(ABOUT THIS EXERCISE):
Lines in which "Weidenfeller" appears should be pulled from the data below.

Document page transcript entries:
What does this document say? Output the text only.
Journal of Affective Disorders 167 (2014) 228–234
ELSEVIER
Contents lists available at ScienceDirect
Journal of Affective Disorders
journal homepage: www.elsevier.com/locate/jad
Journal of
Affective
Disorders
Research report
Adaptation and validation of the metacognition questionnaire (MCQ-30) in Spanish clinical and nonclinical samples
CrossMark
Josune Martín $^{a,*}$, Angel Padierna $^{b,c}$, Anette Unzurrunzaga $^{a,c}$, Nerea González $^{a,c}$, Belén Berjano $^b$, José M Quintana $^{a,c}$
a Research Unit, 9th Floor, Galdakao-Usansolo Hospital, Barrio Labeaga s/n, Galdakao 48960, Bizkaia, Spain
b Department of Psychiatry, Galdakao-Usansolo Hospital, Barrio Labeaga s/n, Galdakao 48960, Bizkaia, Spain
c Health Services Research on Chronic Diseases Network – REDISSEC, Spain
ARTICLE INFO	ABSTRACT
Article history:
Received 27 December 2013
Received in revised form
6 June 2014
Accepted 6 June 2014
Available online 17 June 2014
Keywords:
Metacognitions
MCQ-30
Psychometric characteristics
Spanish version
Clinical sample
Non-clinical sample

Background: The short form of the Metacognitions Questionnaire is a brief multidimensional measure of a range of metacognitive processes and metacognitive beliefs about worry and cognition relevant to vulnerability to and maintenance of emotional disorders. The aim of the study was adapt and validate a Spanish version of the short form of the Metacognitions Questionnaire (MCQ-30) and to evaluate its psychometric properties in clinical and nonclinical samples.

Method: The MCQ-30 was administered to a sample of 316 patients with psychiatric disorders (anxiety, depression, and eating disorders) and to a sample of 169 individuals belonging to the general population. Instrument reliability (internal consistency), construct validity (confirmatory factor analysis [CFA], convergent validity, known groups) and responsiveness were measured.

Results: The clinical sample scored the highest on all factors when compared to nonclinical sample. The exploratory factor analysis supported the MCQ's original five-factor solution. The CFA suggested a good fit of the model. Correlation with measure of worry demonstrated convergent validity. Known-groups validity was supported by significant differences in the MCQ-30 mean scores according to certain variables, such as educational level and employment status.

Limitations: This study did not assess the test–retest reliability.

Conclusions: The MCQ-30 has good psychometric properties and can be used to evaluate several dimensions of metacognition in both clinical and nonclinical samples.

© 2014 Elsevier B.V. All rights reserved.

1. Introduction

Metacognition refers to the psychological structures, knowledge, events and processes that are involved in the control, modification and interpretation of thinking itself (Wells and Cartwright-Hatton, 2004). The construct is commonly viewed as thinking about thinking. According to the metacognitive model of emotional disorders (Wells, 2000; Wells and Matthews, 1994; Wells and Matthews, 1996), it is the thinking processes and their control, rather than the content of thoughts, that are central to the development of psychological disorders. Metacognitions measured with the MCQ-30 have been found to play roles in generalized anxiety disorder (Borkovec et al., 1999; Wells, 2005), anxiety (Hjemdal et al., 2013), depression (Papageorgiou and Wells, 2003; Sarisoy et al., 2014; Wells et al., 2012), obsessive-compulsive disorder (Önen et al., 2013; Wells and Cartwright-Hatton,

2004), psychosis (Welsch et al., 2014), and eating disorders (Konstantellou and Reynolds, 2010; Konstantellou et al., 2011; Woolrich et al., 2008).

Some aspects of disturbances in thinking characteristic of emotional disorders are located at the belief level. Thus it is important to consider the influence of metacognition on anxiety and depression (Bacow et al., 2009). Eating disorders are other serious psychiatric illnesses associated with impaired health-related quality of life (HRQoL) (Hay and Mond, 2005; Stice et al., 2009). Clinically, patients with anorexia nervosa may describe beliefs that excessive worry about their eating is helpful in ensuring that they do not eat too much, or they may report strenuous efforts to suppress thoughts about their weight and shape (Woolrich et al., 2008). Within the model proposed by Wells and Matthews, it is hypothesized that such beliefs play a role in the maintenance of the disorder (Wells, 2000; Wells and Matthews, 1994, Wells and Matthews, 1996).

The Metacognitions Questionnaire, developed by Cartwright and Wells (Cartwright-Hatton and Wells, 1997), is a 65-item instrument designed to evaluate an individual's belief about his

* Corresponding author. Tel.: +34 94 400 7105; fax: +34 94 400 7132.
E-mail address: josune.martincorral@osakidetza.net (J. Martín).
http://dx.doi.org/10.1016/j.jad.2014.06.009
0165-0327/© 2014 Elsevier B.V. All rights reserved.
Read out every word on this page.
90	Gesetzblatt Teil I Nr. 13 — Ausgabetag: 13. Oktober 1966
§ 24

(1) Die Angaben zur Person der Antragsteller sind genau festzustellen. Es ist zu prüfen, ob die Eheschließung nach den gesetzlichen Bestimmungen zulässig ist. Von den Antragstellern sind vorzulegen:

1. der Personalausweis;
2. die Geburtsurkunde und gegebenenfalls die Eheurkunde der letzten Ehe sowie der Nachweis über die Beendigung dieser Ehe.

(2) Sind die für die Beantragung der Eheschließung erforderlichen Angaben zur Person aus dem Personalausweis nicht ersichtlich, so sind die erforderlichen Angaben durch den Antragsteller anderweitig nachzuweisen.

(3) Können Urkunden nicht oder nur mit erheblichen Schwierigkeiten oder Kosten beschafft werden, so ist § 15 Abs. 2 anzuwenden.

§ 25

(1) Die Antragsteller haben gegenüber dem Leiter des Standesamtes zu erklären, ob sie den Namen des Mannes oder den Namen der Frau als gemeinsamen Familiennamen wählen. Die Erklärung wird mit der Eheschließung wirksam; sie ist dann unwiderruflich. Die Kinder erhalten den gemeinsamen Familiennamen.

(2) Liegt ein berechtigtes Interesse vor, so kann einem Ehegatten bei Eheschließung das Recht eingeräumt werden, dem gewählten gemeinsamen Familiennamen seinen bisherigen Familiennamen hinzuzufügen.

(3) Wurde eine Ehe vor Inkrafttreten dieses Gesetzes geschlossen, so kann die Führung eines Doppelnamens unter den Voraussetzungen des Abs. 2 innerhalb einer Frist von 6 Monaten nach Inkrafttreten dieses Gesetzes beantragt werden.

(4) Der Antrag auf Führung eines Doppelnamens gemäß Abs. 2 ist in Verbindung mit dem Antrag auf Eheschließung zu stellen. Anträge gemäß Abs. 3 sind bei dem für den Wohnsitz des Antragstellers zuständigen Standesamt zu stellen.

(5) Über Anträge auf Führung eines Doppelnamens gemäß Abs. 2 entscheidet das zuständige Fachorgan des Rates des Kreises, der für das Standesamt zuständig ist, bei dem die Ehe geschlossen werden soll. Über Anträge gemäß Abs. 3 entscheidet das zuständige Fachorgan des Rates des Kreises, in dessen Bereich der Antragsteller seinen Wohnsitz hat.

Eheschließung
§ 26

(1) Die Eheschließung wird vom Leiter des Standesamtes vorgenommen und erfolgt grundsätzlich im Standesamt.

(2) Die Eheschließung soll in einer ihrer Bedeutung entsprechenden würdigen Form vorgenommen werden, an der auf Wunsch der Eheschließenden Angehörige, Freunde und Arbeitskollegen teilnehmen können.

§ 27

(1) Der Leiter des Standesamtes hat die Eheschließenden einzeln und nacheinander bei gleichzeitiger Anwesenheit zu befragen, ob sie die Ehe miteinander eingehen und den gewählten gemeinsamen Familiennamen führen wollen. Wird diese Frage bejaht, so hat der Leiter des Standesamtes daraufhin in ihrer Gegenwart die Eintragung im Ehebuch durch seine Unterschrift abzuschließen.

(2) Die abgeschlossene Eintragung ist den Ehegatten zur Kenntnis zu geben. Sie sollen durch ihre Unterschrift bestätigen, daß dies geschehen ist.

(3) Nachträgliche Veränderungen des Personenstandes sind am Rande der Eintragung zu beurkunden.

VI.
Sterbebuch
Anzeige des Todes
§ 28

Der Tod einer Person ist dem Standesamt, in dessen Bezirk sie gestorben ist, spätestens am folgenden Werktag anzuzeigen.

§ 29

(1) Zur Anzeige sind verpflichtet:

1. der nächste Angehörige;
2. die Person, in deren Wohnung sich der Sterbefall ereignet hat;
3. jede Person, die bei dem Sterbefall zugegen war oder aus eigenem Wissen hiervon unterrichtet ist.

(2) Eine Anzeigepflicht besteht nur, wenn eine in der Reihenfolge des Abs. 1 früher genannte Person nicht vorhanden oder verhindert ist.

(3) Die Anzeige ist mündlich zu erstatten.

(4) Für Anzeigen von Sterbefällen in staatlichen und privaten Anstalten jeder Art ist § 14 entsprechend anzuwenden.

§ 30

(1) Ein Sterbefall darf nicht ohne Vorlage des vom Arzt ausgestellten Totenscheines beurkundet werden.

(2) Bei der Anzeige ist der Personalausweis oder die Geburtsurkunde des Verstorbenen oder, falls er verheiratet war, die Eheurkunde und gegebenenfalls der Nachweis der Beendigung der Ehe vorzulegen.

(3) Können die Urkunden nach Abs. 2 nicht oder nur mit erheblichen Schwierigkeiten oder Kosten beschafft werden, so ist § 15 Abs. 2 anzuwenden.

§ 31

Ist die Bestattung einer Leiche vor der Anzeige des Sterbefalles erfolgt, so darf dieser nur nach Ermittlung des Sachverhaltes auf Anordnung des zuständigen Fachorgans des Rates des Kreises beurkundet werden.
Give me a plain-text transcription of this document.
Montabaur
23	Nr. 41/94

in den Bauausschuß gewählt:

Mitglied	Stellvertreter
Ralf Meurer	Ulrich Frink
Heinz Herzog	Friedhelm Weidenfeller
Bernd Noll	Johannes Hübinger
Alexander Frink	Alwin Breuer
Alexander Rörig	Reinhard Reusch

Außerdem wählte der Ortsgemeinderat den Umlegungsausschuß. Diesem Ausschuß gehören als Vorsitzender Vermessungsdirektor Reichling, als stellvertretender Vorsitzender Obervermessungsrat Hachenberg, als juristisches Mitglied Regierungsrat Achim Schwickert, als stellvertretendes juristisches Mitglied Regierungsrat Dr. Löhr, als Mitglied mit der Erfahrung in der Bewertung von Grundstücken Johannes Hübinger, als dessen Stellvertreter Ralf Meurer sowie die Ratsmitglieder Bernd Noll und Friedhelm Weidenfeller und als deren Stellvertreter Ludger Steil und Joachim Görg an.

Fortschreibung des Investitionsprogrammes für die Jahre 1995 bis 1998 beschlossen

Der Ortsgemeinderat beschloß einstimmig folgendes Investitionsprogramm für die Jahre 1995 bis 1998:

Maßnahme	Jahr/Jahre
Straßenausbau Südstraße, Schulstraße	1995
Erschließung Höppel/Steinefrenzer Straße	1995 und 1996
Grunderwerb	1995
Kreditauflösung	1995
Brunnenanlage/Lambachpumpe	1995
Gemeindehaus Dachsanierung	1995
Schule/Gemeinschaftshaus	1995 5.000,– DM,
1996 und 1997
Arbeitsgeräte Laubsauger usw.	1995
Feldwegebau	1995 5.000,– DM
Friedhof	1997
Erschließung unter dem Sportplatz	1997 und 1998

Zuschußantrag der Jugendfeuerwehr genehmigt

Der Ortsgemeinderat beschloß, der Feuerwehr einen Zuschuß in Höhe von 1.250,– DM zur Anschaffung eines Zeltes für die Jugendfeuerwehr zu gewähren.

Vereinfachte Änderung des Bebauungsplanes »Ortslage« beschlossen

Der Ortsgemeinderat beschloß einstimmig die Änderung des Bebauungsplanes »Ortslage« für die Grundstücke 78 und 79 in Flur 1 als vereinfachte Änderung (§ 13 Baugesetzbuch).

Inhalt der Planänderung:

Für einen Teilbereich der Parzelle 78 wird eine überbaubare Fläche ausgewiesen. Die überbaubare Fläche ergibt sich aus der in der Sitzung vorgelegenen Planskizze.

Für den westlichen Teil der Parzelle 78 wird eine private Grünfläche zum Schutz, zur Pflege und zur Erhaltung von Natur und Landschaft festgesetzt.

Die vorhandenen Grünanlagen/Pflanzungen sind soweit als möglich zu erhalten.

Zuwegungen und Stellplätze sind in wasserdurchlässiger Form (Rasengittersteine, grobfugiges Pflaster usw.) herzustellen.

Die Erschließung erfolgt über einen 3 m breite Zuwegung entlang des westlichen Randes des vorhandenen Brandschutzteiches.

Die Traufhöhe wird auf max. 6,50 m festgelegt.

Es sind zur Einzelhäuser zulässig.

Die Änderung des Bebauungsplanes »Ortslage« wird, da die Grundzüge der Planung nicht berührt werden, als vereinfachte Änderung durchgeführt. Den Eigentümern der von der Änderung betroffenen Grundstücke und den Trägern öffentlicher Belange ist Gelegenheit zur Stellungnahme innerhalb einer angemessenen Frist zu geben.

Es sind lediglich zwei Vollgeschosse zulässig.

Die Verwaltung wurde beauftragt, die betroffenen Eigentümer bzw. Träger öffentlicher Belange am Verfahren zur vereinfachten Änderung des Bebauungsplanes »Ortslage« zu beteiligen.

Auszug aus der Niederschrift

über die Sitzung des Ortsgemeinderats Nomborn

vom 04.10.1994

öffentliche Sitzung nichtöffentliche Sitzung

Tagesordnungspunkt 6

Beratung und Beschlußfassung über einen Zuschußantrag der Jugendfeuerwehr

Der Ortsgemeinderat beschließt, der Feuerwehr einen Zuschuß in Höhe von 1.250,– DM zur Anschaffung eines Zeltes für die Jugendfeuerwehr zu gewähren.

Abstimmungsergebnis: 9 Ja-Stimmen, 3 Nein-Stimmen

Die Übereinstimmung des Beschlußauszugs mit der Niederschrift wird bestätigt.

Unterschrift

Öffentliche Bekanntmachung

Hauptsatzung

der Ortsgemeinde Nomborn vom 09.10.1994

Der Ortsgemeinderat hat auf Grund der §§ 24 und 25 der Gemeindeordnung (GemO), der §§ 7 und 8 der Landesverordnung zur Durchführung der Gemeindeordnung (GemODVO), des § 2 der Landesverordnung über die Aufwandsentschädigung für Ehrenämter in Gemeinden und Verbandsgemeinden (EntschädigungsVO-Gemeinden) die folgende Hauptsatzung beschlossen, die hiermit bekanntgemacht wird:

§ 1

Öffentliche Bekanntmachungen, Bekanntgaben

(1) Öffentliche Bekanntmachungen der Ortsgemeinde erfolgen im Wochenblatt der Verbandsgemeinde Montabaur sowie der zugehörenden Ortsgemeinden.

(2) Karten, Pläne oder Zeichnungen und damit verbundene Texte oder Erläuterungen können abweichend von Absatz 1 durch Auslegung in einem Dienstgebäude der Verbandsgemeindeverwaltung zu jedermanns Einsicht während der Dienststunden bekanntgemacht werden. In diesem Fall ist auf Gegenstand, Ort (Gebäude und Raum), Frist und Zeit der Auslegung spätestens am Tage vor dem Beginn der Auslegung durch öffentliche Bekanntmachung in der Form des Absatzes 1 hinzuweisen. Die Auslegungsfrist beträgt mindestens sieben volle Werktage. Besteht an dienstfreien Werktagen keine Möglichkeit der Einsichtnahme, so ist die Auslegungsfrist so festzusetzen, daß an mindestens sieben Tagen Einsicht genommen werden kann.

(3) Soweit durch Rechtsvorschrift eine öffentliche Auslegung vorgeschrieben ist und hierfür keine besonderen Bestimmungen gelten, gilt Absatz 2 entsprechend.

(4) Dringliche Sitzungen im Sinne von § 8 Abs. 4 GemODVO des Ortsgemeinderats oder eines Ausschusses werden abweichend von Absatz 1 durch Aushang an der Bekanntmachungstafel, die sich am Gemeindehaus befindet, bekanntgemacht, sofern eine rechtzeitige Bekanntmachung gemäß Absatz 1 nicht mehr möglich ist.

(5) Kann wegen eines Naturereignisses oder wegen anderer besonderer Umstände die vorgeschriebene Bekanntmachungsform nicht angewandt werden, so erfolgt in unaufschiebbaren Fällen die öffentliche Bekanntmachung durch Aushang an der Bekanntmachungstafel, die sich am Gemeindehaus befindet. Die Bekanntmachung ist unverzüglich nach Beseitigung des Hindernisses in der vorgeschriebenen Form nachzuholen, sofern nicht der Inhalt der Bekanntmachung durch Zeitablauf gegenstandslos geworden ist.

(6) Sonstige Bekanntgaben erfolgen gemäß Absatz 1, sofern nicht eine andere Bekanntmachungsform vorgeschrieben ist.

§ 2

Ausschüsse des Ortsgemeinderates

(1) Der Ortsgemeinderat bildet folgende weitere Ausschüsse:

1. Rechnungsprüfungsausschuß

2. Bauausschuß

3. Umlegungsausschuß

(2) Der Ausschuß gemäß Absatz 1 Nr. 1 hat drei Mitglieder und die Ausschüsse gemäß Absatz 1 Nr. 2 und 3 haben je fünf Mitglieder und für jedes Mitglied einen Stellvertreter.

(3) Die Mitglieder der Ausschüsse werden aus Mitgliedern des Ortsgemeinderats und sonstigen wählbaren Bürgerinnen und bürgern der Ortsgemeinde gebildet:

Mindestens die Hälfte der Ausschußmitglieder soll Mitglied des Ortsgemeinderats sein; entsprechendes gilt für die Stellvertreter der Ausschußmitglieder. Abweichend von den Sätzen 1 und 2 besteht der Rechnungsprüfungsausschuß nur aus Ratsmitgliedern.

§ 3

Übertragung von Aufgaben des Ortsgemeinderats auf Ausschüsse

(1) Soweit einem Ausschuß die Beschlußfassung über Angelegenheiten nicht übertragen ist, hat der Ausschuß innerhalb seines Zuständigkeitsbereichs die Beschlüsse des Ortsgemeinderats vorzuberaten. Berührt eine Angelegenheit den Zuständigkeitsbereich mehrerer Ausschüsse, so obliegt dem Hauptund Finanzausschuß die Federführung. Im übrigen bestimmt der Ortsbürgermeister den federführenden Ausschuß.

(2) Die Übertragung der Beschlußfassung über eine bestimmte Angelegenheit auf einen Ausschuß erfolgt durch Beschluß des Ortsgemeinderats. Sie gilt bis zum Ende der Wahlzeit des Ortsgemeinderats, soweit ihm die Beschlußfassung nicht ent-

(WRITTEN RESPONSE):
Heinz Herzog	Friedhelm Weidenfeller
Außerdem wählte der Ortsgemeinderat den Umlegungsausschuß. Diesem Ausschuß gehören als Vorsitzender Vermessungsdirektor Reichling, als stellvertretender Vorsitzender Obervermessungsrat Hachenberg, als juristisches Mitglied Regierungsrat Achim Schwickert, als stellvertretendes juristisches Mitglied Regierungsrat Dr. Löhr, als Mitglied mit der Erfahrung in der Bewertung von Grundstücken Johannes Hübinger, als dessen Stellvertreter Ralf Meurer sowie die Ratsmitglieder Bernd Noll und Friedhelm Weidenfeller und als deren Stellvertreter Ludger Steil und Joachim Görg an.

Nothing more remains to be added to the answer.